**PROBLEM STATEMENT**
Write out every entry, unchanged. Skip any picture.

**RECORDS TO PROCESS**
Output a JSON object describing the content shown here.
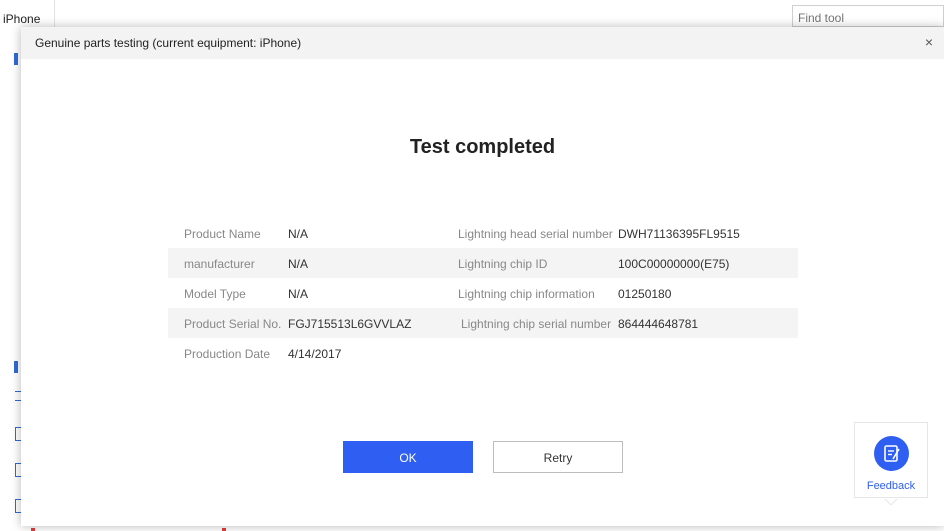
{
  "background": {
    "tab_label": "iPhone",
    "search_placeholder": "Find tool"
  },
  "dialog": {
    "title": "Genuine parts testing (current equipment: iPhone)",
    "close_symbol": "×",
    "result_heading": "Test completed",
    "rows": [
      {
        "label1": "Product Name",
        "value1": "N/A",
        "label2": "Lightning head serial number",
        "value2": "DWH71136395FL9515"
      },
      {
        "label1": "manufacturer",
        "value1": "N/A",
        "label2": "Lightning chip ID",
        "value2": "100C00000000(E75)"
      },
      {
        "label1": "Model Type",
        "value1": "N/A",
        "label2": "Lightning chip information",
        "value2": "01250180"
      },
      {
        "label1": "Product Serial No.",
        "value1": "FGJ715513L6GVVLAZ",
        "label2": "Lightning chip serial number",
        "value2": "864444648781"
      },
      {
        "label1": "Production Date",
        "value1": "4/14/2017",
        "label2": "",
        "value2": ""
      }
    ],
    "ok_label": "OK",
    "retry_label": "Retry"
  },
  "feedback": {
    "label": "Feedback",
    "icon": "feedback-edit-icon"
  },
  "colors": {
    "accent": "#2f5ef2",
    "header_bg": "#f3f3f3",
    "row_shade": "#f4f4f4",
    "label_text": "#888888"
  }
}
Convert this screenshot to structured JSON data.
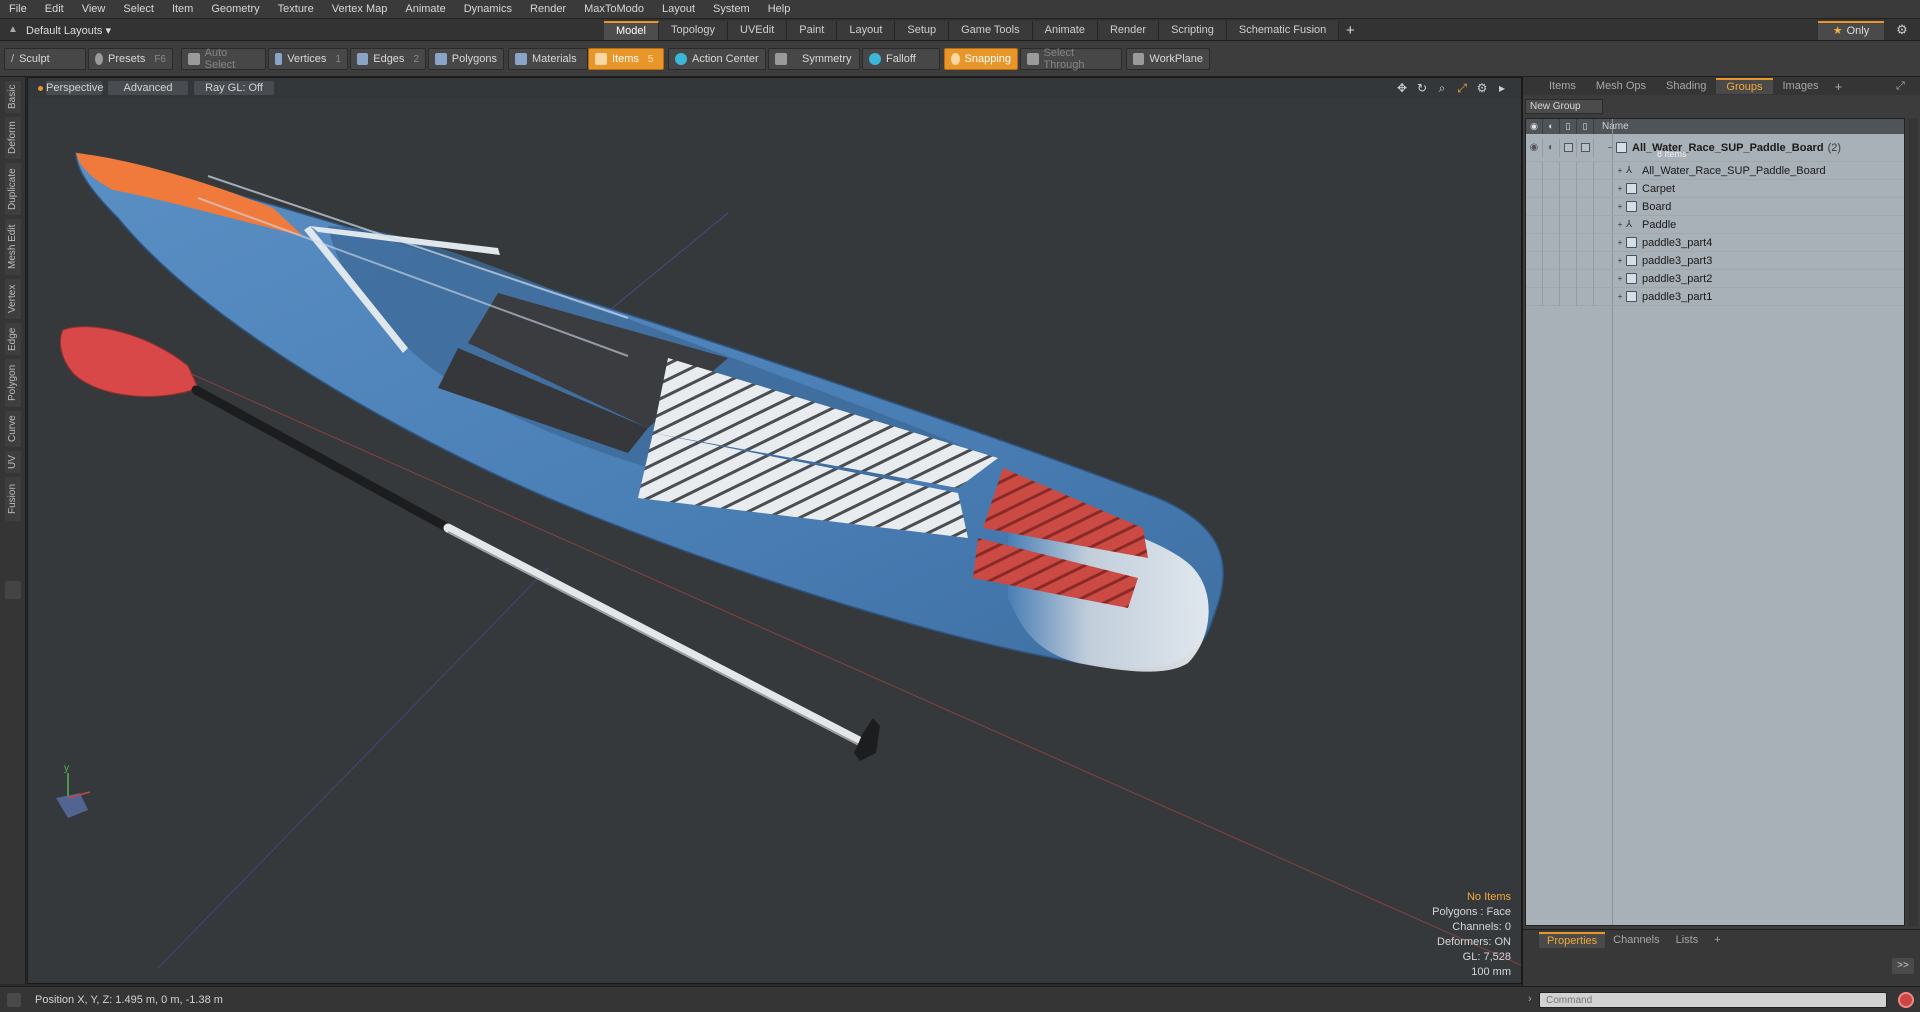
{
  "menu": [
    "File",
    "Edit",
    "View",
    "Select",
    "Item",
    "Geometry",
    "Texture",
    "Vertex Map",
    "Animate",
    "Dynamics",
    "Render",
    "MaxToModo",
    "Layout",
    "System",
    "Help"
  ],
  "layout_select": "Default Layouts ▾",
  "tabs": [
    "Model",
    "Topology",
    "UVEdit",
    "Paint",
    "Layout",
    "Setup",
    "Game Tools",
    "Animate",
    "Render",
    "Scripting",
    "Schematic Fusion"
  ],
  "active_tab": "Model",
  "only_label": "Only",
  "toolbar": {
    "sculpt": "Sculpt",
    "presets": "Presets",
    "presets_key": "F6",
    "auto_select": "Auto Select",
    "vertices": "Vertices",
    "vertices_key": "1",
    "edges": "Edges",
    "edges_key": "2",
    "polygons": "Polygons",
    "materials": "Materials",
    "items": "Items",
    "items_key": "5",
    "action_center": "Action Center",
    "symmetry": "Symmetry",
    "falloff": "Falloff",
    "snapping": "Snapping",
    "select_through": "Select Through",
    "workplane": "WorkPlane"
  },
  "left_tabs": [
    "Basic",
    "Deform",
    "Duplicate",
    "Mesh Edit",
    "Vertex",
    "Edge",
    "Polygon",
    "Curve",
    "UV",
    "Fusion"
  ],
  "viewport": {
    "perspective": "Perspective",
    "advanced": "Advanced",
    "raygl": "Ray GL: Off",
    "axis_y": "y",
    "stats": {
      "no_items": "No Items",
      "polygons": "Polygons : Face",
      "channels": "Channels: 0",
      "deformers": "Deformers: ON",
      "gl": "GL: 7,528",
      "scale": "100 mm"
    }
  },
  "status": "Position X, Y, Z:   1.495 m, 0 m, -1.38 m",
  "right_panel": {
    "tabs": [
      "Items",
      "Mesh Ops",
      "Shading",
      "Groups",
      "Images"
    ],
    "active_tab": "Groups",
    "new_group": "New Group",
    "name_header": "Name",
    "group": {
      "name": "All_Water_Race_SUP_Paddle_Board",
      "count": "(2)",
      "sub": "8 Items"
    },
    "items": [
      {
        "name": "All_Water_Race_SUP_Paddle_Board",
        "kind": "locator"
      },
      {
        "name": "Carpet",
        "kind": "mesh"
      },
      {
        "name": "Board",
        "kind": "mesh"
      },
      {
        "name": "Paddle",
        "kind": "locator"
      },
      {
        "name": "paddle3_part4",
        "kind": "mesh"
      },
      {
        "name": "paddle3_part3",
        "kind": "mesh"
      },
      {
        "name": "paddle3_part2",
        "kind": "mesh"
      },
      {
        "name": "paddle3_part1",
        "kind": "mesh"
      }
    ],
    "bottom_tabs": [
      "Properties",
      "Channels",
      "Lists"
    ],
    "bottom_active": "Properties",
    "expand_btn": ">>",
    "command_placeholder": "Command"
  },
  "colors": {
    "accent": "#e8962a",
    "board_blue": "#4a7fb6",
    "nose_orange": "#f07a3c",
    "pad_red": "#c8403a",
    "paddle_blade": "#d94848"
  }
}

**THE RESPONSE**
Output a JSON object describing the content shown here.
{
  "background": {
    "tab_label": "iPhone",
    "search_placeholder": "Find tool"
  },
  "dialog": {
    "title": "Genuine parts testing (current equipment: iPhone)",
    "close_symbol": "×",
    "result_heading": "Test completed",
    "rows": [
      {
        "label1": "Product Name",
        "value1": "N/A",
        "label2": "Lightning head serial number",
        "value2": "DWH71136395FL9515"
      },
      {
        "label1": "manufacturer",
        "value1": "N/A",
        "label2": "Lightning chip ID",
        "value2": "100C00000000(E75)"
      },
      {
        "label1": "Model Type",
        "value1": "N/A",
        "label2": "Lightning chip information",
        "value2": "01250180"
      },
      {
        "label1": "Product Serial No.",
        "value1": "FGJ715513L6GVVLAZ",
        "label2": "Lightning chip serial number",
        "value2": "864444648781"
      },
      {
        "label1": "Production Date",
        "value1": "4/14/2017",
        "label2": "",
        "value2": ""
      }
    ],
    "ok_label": "OK",
    "retry_label": "Retry"
  },
  "feedback": {
    "label": "Feedback",
    "icon": "feedback-edit-icon"
  },
  "colors": {
    "accent": "#2f5ef2",
    "header_bg": "#f3f3f3",
    "row_shade": "#f4f4f4",
    "label_text": "#888888"
  }
}
Convert this screenshot to structured JSON data.
{
  "menu": [
    "File",
    "Edit",
    "View",
    "Select",
    "Item",
    "Geometry",
    "Texture",
    "Vertex Map",
    "Animate",
    "Dynamics",
    "Render",
    "MaxToModo",
    "Layout",
    "System",
    "Help"
  ],
  "layout_select": "Default Layouts ▾",
  "tabs": [
    "Model",
    "Topology",
    "UVEdit",
    "Paint",
    "Layout",
    "Setup",
    "Game Tools",
    "Animate",
    "Render",
    "Scripting",
    "Schematic Fusion"
  ],
  "active_tab": "Model",
  "only_label": "Only",
  "toolbar": {
    "sculpt": "Sculpt",
    "presets": "Presets",
    "presets_key": "F6",
    "auto_select": "Auto Select",
    "vertices": "Vertices",
    "vertices_key": "1",
    "edges": "Edges",
    "edges_key": "2",
    "polygons": "Polygons",
    "materials": "Materials",
    "items": "Items",
    "items_key": "5",
    "action_center": "Action Center",
    "symmetry": "Symmetry",
    "falloff": "Falloff",
    "snapping": "Snapping",
    "select_through": "Select Through",
    "workplane": "WorkPlane"
  },
  "left_tabs": [
    "Basic",
    "Deform",
    "Duplicate",
    "Mesh Edit",
    "Vertex",
    "Edge",
    "Polygon",
    "Curve",
    "UV",
    "Fusion"
  ],
  "viewport": {
    "perspective": "Perspective",
    "advanced": "Advanced",
    "raygl": "Ray GL: Off",
    "axis_y": "y",
    "stats": {
      "no_items": "No Items",
      "polygons": "Polygons : Face",
      "channels": "Channels: 0",
      "deformers": "Deformers: ON",
      "gl": "GL: 7,528",
      "scale": "100 mm"
    }
  },
  "status": "Position X, Y, Z:   1.495 m, 0 m, -1.38 m",
  "right_panel": {
    "tabs": [
      "Items",
      "Mesh Ops",
      "Shading",
      "Groups",
      "Images"
    ],
    "active_tab": "Groups",
    "new_group": "New Group",
    "name_header": "Name",
    "group": {
      "name": "All_Water_Race_SUP_Paddle_Board",
      "count": "(2)",
      "sub": "8 Items"
    },
    "items": [
      {
        "name": "All_Water_Race_SUP_Paddle_Board",
        "kind": "locator"
      },
      {
        "name": "Carpet",
        "kind": "mesh"
      },
      {
        "name": "Board",
        "kind": "mesh"
      },
      {
        "name": "Paddle",
        "kind": "locator"
      },
      {
        "name": "paddle3_part4",
        "kind": "mesh"
      },
      {
        "name": "paddle3_part3",
        "kind": "mesh"
      },
      {
        "name": "paddle3_part2",
        "kind": "mesh"
      },
      {
        "name": "paddle3_part1",
        "kind": "mesh"
      }
    ],
    "bottom_tabs": [
      "Properties",
      "Channels",
      "Lists"
    ],
    "bottom_active": "Properties",
    "expand_btn": ">>",
    "command_placeholder": "Command"
  },
  "colors": {
    "accent": "#e8962a",
    "board_blue": "#4a7fb6",
    "nose_orange": "#f07a3c",
    "pad_red": "#c8403a",
    "paddle_blade": "#d94848"
  }
}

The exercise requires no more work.